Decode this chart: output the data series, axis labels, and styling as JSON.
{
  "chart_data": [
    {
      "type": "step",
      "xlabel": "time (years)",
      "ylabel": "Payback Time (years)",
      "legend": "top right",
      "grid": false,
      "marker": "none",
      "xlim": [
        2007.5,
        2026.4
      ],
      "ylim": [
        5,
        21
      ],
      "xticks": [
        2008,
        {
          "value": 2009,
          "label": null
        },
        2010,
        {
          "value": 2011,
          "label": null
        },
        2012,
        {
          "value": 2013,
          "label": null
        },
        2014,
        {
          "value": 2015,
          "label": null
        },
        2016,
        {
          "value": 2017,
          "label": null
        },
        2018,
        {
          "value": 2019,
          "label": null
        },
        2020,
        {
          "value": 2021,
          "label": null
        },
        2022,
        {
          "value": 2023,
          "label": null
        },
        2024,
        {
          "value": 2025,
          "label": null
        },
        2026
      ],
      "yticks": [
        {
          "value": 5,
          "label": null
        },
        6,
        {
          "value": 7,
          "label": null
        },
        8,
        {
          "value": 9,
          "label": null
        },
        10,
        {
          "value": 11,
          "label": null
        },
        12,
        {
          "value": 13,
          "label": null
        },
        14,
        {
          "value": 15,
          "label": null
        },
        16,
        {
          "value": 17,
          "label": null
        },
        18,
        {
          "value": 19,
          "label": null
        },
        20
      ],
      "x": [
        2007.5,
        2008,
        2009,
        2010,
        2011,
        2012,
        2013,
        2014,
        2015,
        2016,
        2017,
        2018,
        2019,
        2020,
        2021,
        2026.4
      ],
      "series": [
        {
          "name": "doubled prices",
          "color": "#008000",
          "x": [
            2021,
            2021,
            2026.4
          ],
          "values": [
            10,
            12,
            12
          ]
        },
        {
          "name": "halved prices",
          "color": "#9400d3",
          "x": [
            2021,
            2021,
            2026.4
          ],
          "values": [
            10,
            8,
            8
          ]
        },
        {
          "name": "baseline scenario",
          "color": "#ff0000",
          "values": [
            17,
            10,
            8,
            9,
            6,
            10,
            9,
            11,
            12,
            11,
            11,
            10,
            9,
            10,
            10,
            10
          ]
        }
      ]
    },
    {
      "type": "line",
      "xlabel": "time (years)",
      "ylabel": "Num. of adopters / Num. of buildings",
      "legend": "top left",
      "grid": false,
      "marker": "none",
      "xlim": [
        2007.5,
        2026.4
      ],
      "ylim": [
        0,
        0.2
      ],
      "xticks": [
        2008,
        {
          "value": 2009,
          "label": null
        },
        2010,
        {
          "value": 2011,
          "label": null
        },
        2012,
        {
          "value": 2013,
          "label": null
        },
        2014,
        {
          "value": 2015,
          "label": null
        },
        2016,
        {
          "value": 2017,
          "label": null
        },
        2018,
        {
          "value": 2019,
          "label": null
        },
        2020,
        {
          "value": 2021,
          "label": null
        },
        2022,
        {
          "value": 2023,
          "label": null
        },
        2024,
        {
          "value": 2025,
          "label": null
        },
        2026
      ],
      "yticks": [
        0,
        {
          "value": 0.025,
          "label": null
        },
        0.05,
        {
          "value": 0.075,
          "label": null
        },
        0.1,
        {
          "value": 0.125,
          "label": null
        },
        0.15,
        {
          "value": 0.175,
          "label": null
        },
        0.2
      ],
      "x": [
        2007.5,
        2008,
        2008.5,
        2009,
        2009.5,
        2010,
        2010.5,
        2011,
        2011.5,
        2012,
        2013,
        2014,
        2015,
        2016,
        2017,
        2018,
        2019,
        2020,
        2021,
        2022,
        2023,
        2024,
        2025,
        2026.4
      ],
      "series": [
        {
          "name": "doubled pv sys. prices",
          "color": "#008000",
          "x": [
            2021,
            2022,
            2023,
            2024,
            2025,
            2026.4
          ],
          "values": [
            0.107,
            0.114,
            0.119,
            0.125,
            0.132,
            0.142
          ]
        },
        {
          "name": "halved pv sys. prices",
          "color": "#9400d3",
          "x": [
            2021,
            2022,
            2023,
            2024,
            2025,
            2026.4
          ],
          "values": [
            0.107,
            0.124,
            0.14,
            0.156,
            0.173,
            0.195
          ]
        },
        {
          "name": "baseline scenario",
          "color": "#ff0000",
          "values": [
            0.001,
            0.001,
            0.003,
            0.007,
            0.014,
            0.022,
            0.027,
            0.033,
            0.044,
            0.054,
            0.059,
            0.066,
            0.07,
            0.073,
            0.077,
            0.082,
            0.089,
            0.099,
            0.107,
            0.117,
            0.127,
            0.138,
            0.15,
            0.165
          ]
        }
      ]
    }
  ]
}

#####

* **Work to be completed**: Filter out all lines lacking the word "ylabel" and copy the rest.

* **Answer to this exercise**:
      "ylabel": "Payback Time (years)",
      "ylabel": "Num. of adopters / Num. of buildings",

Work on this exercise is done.